## INSTRUCTION:
What lines of the data include the string "base"? Copy them all.

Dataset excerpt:
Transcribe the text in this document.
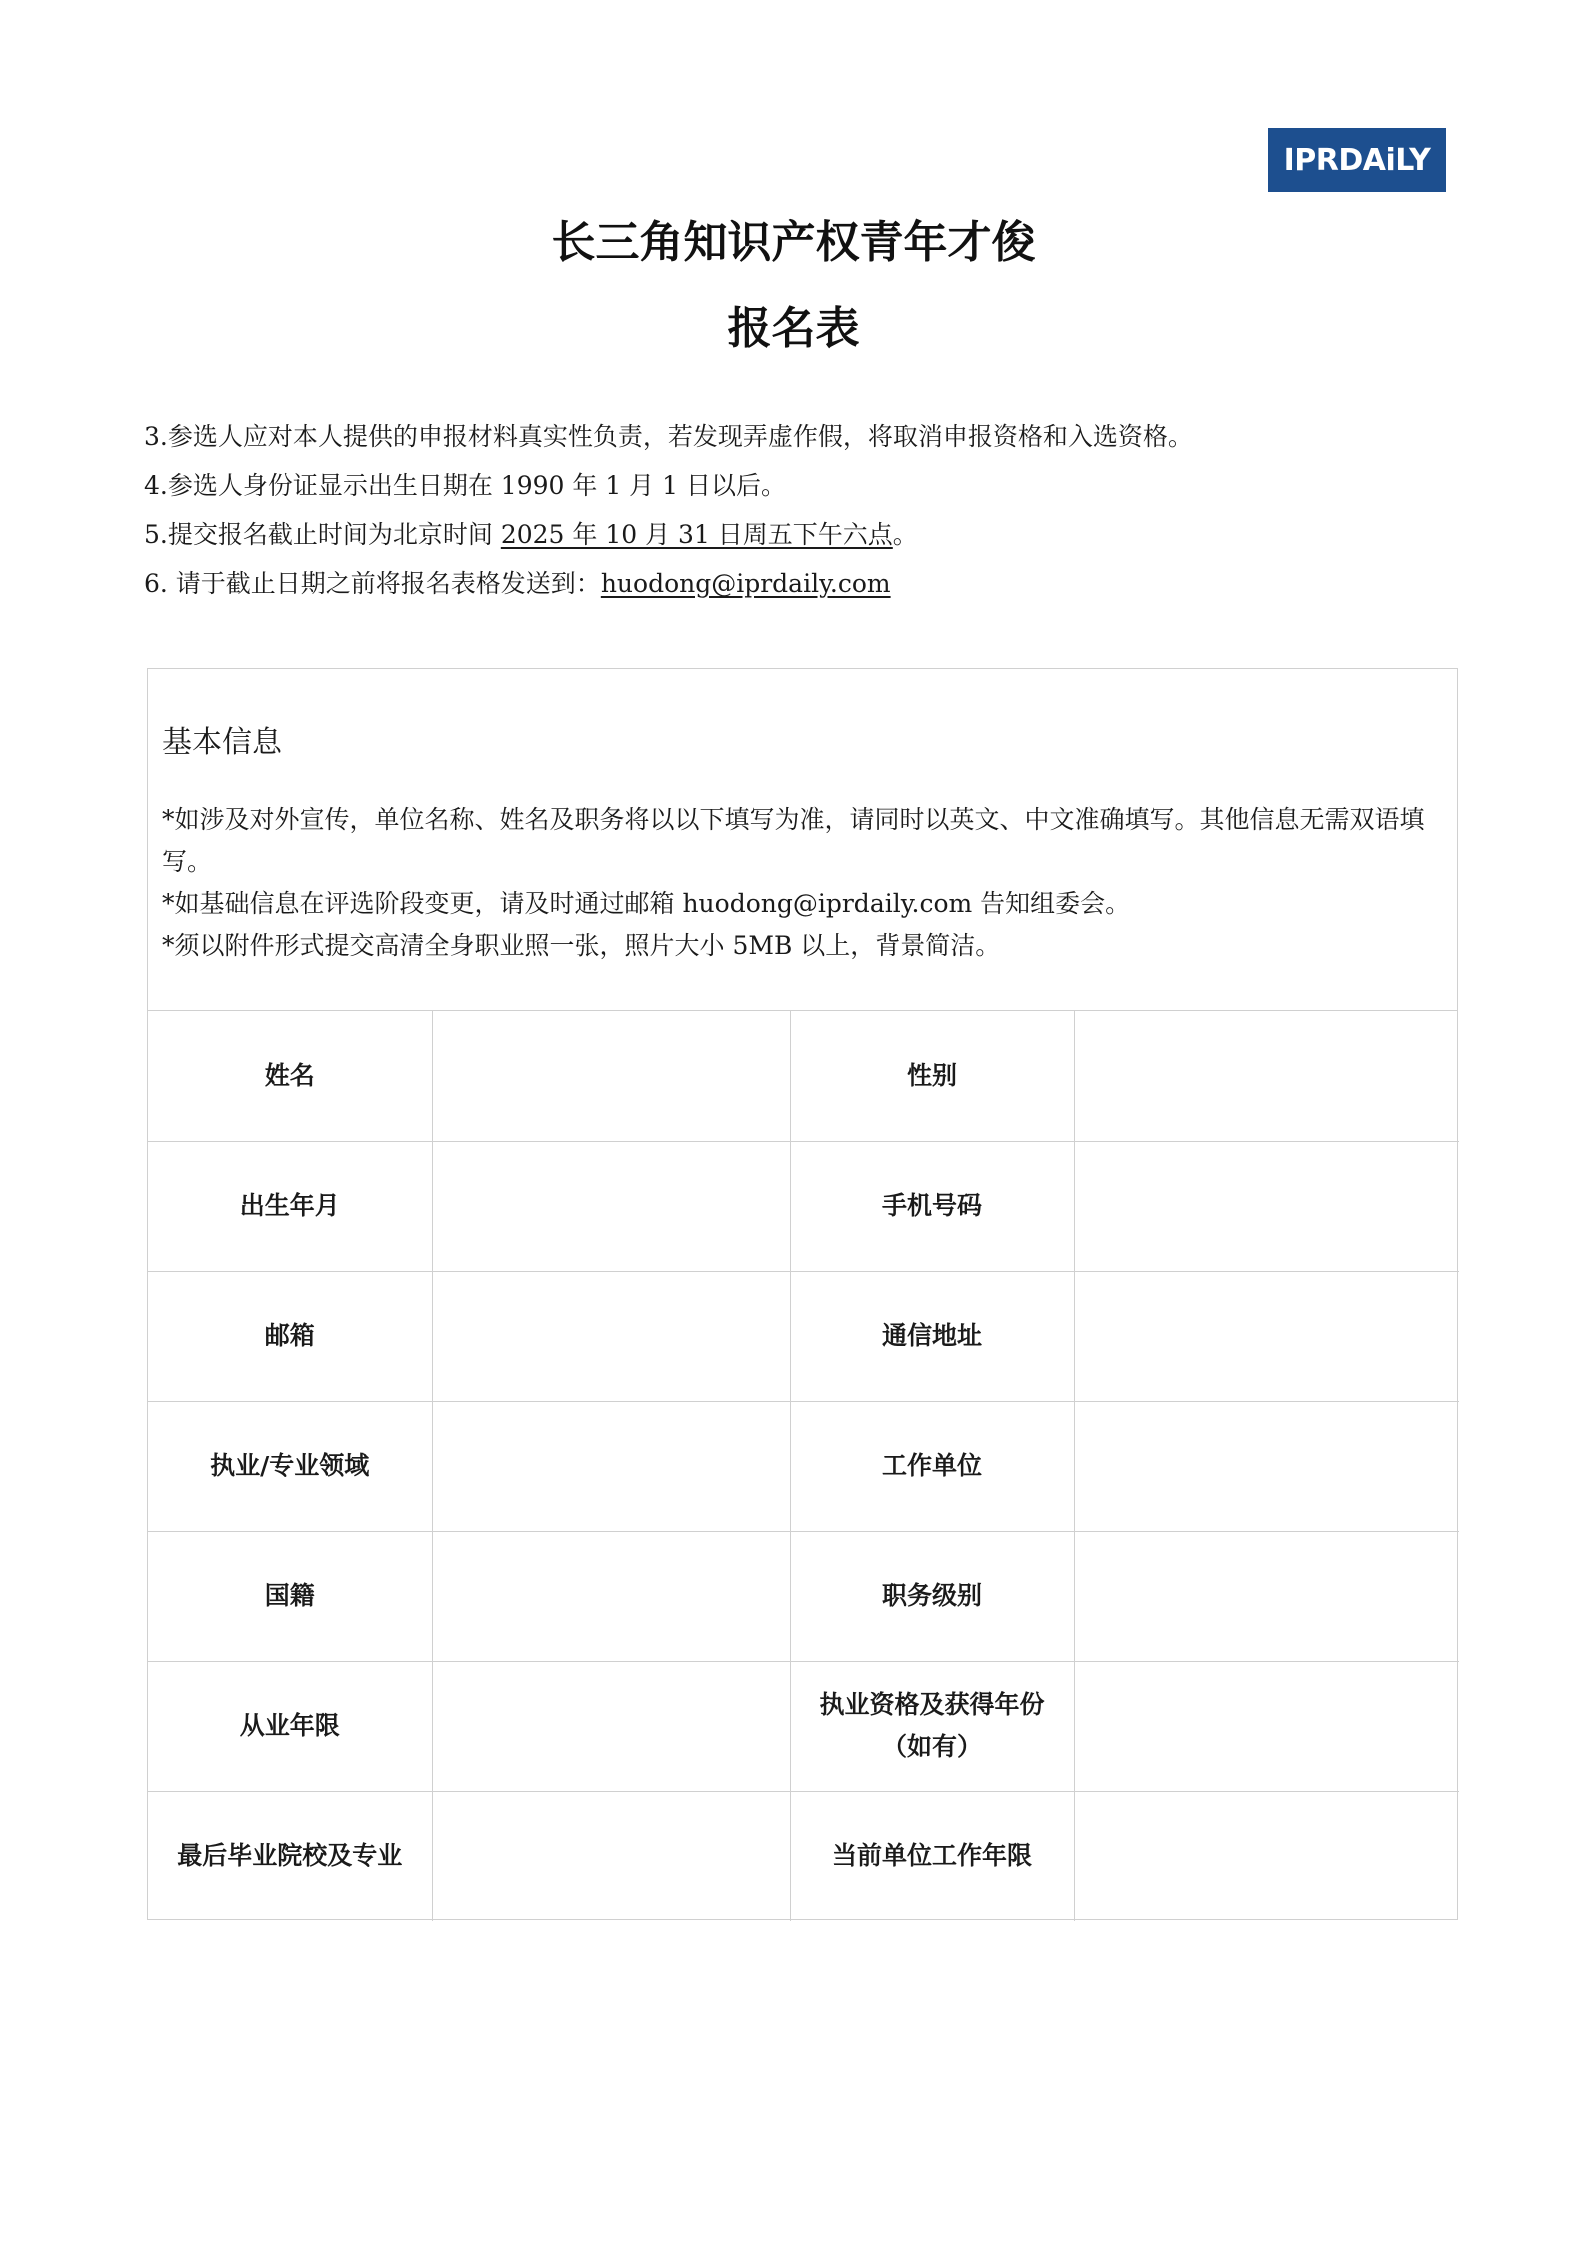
IPRDAiLY
长三角知识产权青年才俊
报名表
3.参选人应对本人提供的申报材料真实性负责，若发现弄虚作假，将取消申报资格和入选资格。
4.参选人身份证显示出生日期在 1990 年 1 月 1 日以后。
5.提交报名截止时间为北京时间 2025 年 10 月 31 日周五下午六点。
6. 请于截止日期之前将报名表格发送到：huodong@iprdaily.com
基本信息
*如涉及对外宣传，单位名称、姓名及职务将以以下填写为准，请同时以英文、中文准确填写。其他信息无需双语填写。
*如基础信息在评选阶段变更，请及时通过邮箱 huodong@iprdaily.com 告知组委会。
*须以附件形式提交高清全身职业照一张，照片大小 5MB 以上，背景简洁。
姓名		性别	
出生年月		手机号码	
邮箱		通信地址	
执业/专业领域		工作单位	
国籍		职务级别	
从业年限		执业资格及获得年份
（如有）	

最后毕业院校及专业		当前单位工作年限	
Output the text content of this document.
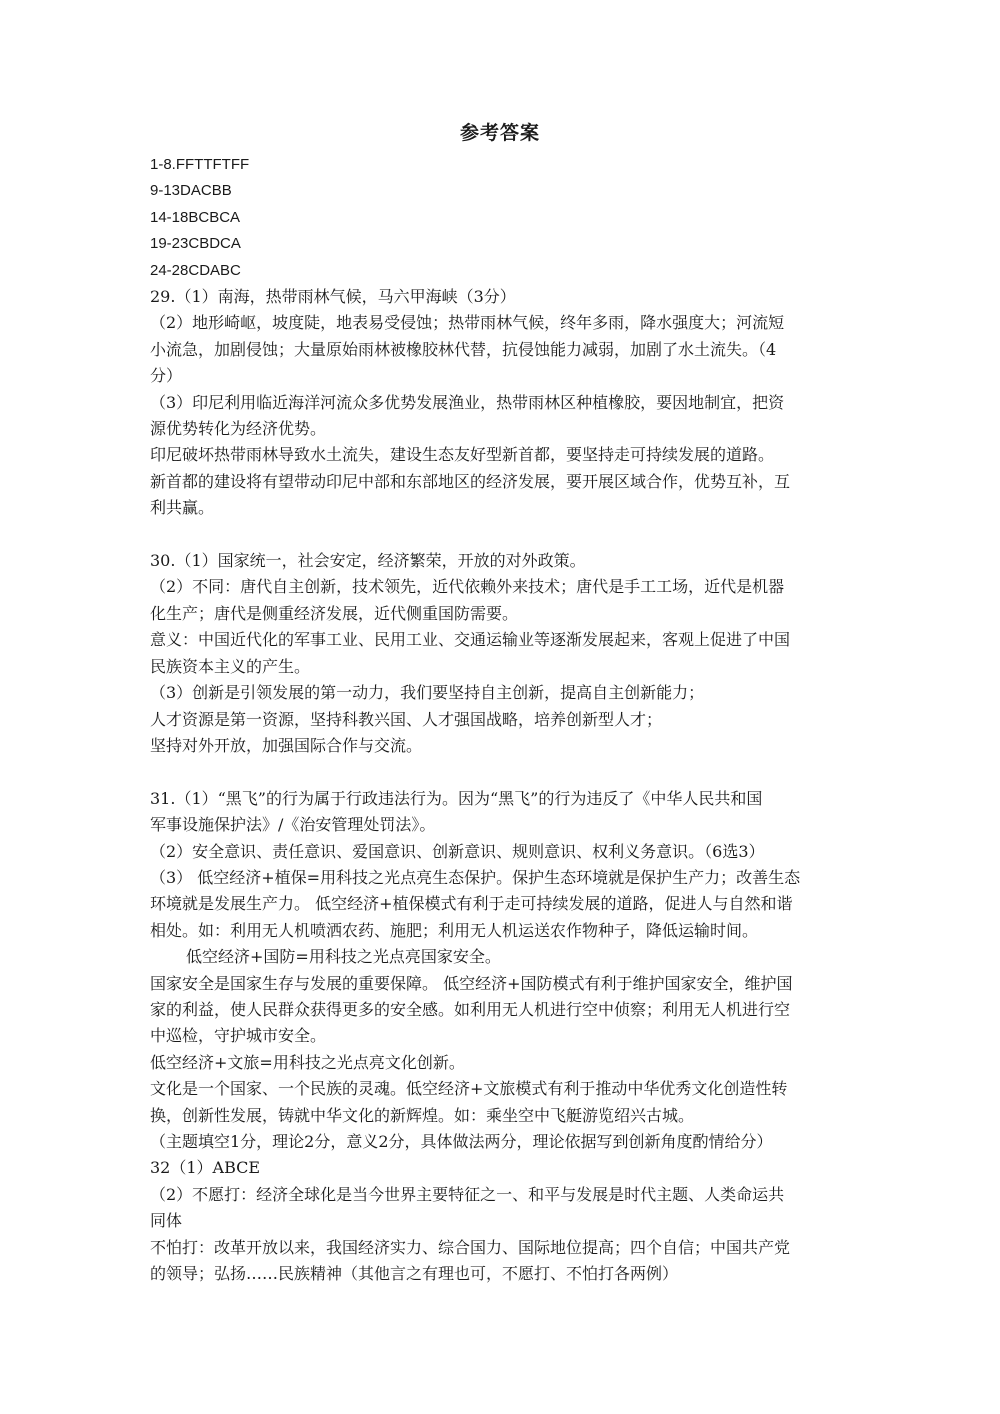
参考答案
1-8.FFTTFTFF
9-13DACBB
14-18BCBCA
19-23CBDCA
24-28CDABC
29.（1）南海，热带雨林气候，马六甲海峡（3分）
（2）地形崎岖，坡度陡，地表易受侵蚀；热带雨林气候，终年多雨，降水强度大；河流短
小流急，加剧侵蚀；大量原始雨林被橡胶林代替，抗侵蚀能力减弱，加剧了水土流失。（4
分）
（3）印尼利用临近海洋河流众多优势发展渔业，热带雨林区种植橡胶，要因地制宜，把资
源优势转化为经济优势。
印尼破坏热带雨林导致水土流失，建设生态友好型新首都，要坚持走可持续发展的道路。
新首都的建设将有望带动印尼中部和东部地区的经济发展，要开展区域合作，优势互补，互
利共赢。
30.（1）国家统一，社会安定，经济繁荣，开放的对外政策。
（2）不同：唐代自主创新，技术领先，近代依赖外来技术；唐代是手工工场，近代是机器
化生产；唐代是侧重经济发展，近代侧重国防需要。
意义：中国近代化的军事工业、民用工业、交通运输业等逐渐发展起来，客观上促进了中国
民族资本主义的产生。
（3）创新是引领发展的第一动力，我们要坚持自主创新，提高自主创新能力；
人才资源是第一资源，坚持科教兴国、人才强国战略，培养创新型人才；
坚持对外开放，加强国际合作与交流。
31.（1）“黑飞”的行为属于行政违法行为。因为“黑飞”的行为违反了《中华人民共和国
军事设施保护法》/《治安管理处罚法》。
（2）安全意识、责任意识、爱国意识、创新意识、规则意识、权利义务意识。（6选3）
（3） 低空经济+植保=用科技之光点亮生态保护。保护生态环境就是保护生产力；改善生态
环境就是发展生产力。 低空经济+植保模式有利于走可持续发展的道路，促进人与自然和谐
相处。如：利用无人机喷洒农药、施肥；利用无人机运送农作物种子，降低运输时间。
低空经济+国防=用科技之光点亮国家安全。
国家安全是国家生存与发展的重要保障。 低空经济+国防模式有利于维护国家安全，维护国
家的利益，使人民群众获得更多的安全感。如利用无人机进行空中侦察；利用无人机进行空
中巡检，守护城市安全。
低空经济+文旅=用科技之光点亮文化创新。
文化是一个国家、一个民族的灵魂。低空经济+文旅模式有利于推动中华优秀文化创造性转
换，创新性发展，铸就中华文化的新辉煌。如：乘坐空中飞艇游览绍兴古城。
（主题填空1分，理论2分，意义2分，具体做法两分，理论依据写到创新角度酌情给分）
32（1）ABCE
（2）不愿打：经济全球化是当今世界主要特征之一、和平与发展是时代主题、人类命运共
同体
不怕打：改革开放以来，我国经济实力、综合国力、国际地位提高；四个自信；中国共产党
的领导；弘扬……民族精神（其他言之有理也可，不愿打、不怕打各两例）
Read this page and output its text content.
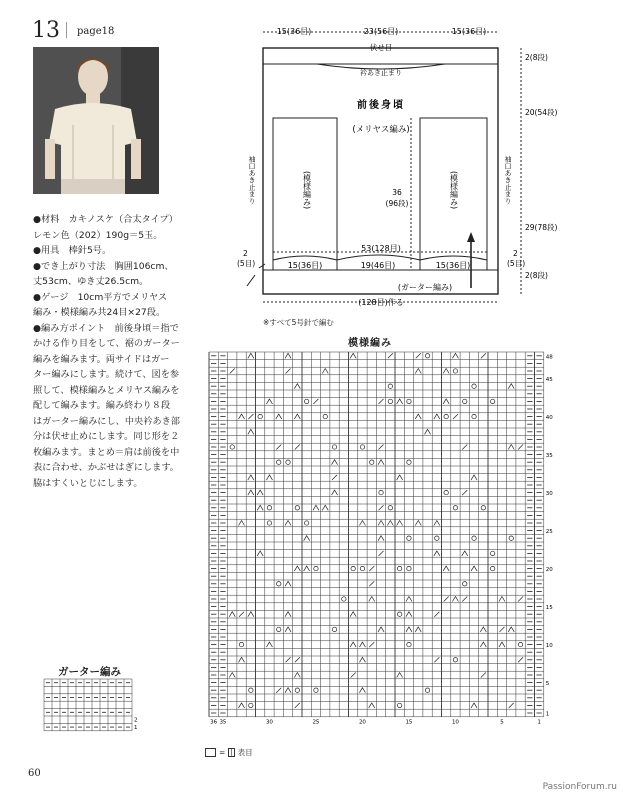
13 page18

●材料　カキノスケ（合太タイプ）

レモン色（202）190g＝5玉。

●用具　棒針5号。

●でき上がり寸法　胸囲106cm、

丈53cm、ゆき丈26.5cm。

●ゲージ　10cm平方でメリヤス

編み・模様編み共24目×27段。

●編み方ポイント　前後身頃＝指で

かける作り目をして、裾のガーター

編みを編みます。両サイドはガー

ター編みにします。続けて、図を参

照して、模様編みとメリヤス編みを

配して編みます。編み終わり８段

はガーター編みにし、中央衿あき部

分は伏せ止めにします。同じ形を２

枚編みます。まとめ＝肩は前後を中

表に合わせ、かぶせはぎにします。

脇はすくいとじにします。

15(36目)	23(56目)	15(36目)
伏せ目
衿あき止まり
前後身頃
(メリヤス編み)
(模様編み)	(模様編み)
袖口あき止まり	袖口あき止まり
2(8段)
20(54段)
29(78段)
2(8段)
36
(96段)
53(128目)
15(36目)	19(46目)	15(36目)
2
(5目)
2
(5目)
(ガーター編み)
(128目)作る
※すべて5号針で編む
模様編み
1
5
10
15
20
25
30
35
40
45
48
36 35	30	25	20	15	10	5	1
= | 表目
ガーター編み
2
1
60
PassionForum.ru
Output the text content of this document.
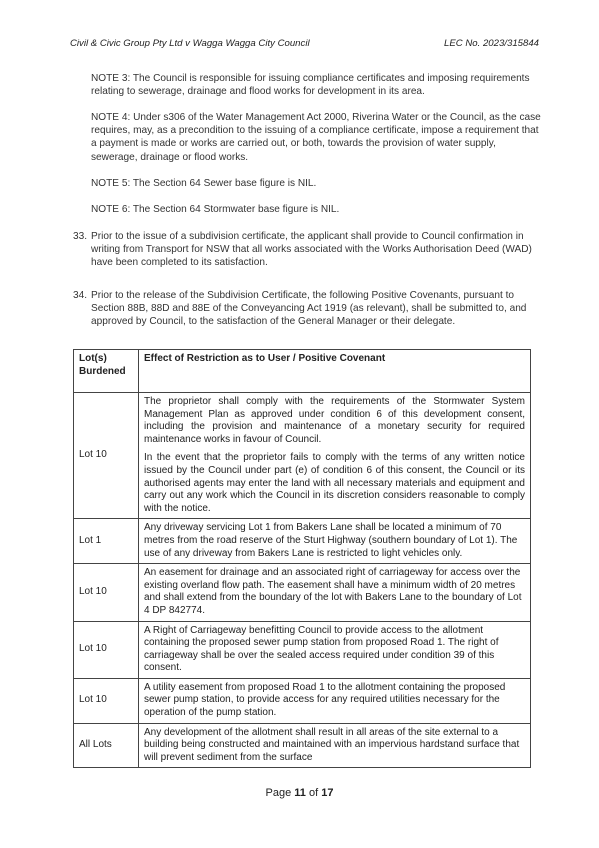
Civil & Civic Group Pty Ltd v Wagga Wagga City Council	LEC No. 2023/315844
NOTE 3: The Council is responsible for issuing compliance certificates and imposing requirements relating to sewerage, drainage and flood works for development in its area.
NOTE 4: Under s306 of the Water Management Act 2000, Riverina Water or the Council, as the case requires, may, as a precondition to the issuing of a compliance certificate, impose a requirement that a payment is made or works are carried out, or both, towards the provision of water supply, sewerage, drainage or flood works.
NOTE 5: The Section 64 Sewer base figure is NIL.
NOTE 6: The Section 64 Stormwater base figure is NIL.
33. Prior to the issue of a subdivision certificate, the applicant shall provide to Council confirmation in writing from Transport for NSW that all works associated with the Works Authorisation Deed (WAD) have been completed to its satisfaction.
34. Prior to the release of the Subdivision Certificate, the following Positive Covenants, pursuant to Section 88B, 88D and 88E of the Conveyancing Act 1919 (as relevant), shall be submitted to, and approved by Council, to the satisfaction of the General Manager or their delegate.
Lot(s) Burdened	Effect of Restriction as to User / Positive Covenant
Lot 10	The proprietor shall comply with the requirements of the Stormwater System Management Plan as approved under condition 6 of this development consent, including the provision and maintenance of a monetary security for required maintenance works in favour of Council.
In the event that the proprietor fails to comply with the terms of any written notice issued by the Council under part (e) of condition 6 of this consent, the Council or its authorised agents may enter the land with all necessary materials and equipment and carry out any work which the Council in its discretion considers reasonable to comply with the notice.

Lot 1	Any driveway servicing Lot 1 from Bakers Lane shall be located a minimum of 70 metres from the road reserve of the Sturt Highway (southern boundary of Lot 1). The use of any driveway from Bakers Lane is restricted to light vehicles only.
Lot 10	An easement for drainage and an associated right of carriageway for access over the existing overland flow path. The easement shall have a minimum width of 20 metres and shall extend from the boundary of the lot with Bakers Lane to the boundary of Lot 4 DP 842774.
Lot 10	A Right of Carriageway benefitting Council to provide access to the allotment containing the proposed sewer pump station from proposed Road 1. The right of carriageway shall be over the sealed access required under condition 39 of this consent.
Lot 10	A utility easement from proposed Road 1 to the allotment containing the proposed sewer pump station, to provide access for any required utilities necessary for the operation of the pump station.
All Lots	Any development of the allotment shall result in all areas of the site external to a building being constructed and maintained with an impervious hardstand surface that will prevent sediment from the surface
Page 11 of 17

## SOLUTION TO THE EXERCISE:
NOTE 5: The Section 64 Sewer base figure is NIL.
NOTE 6: The Section 64 Stormwater base figure is NIL.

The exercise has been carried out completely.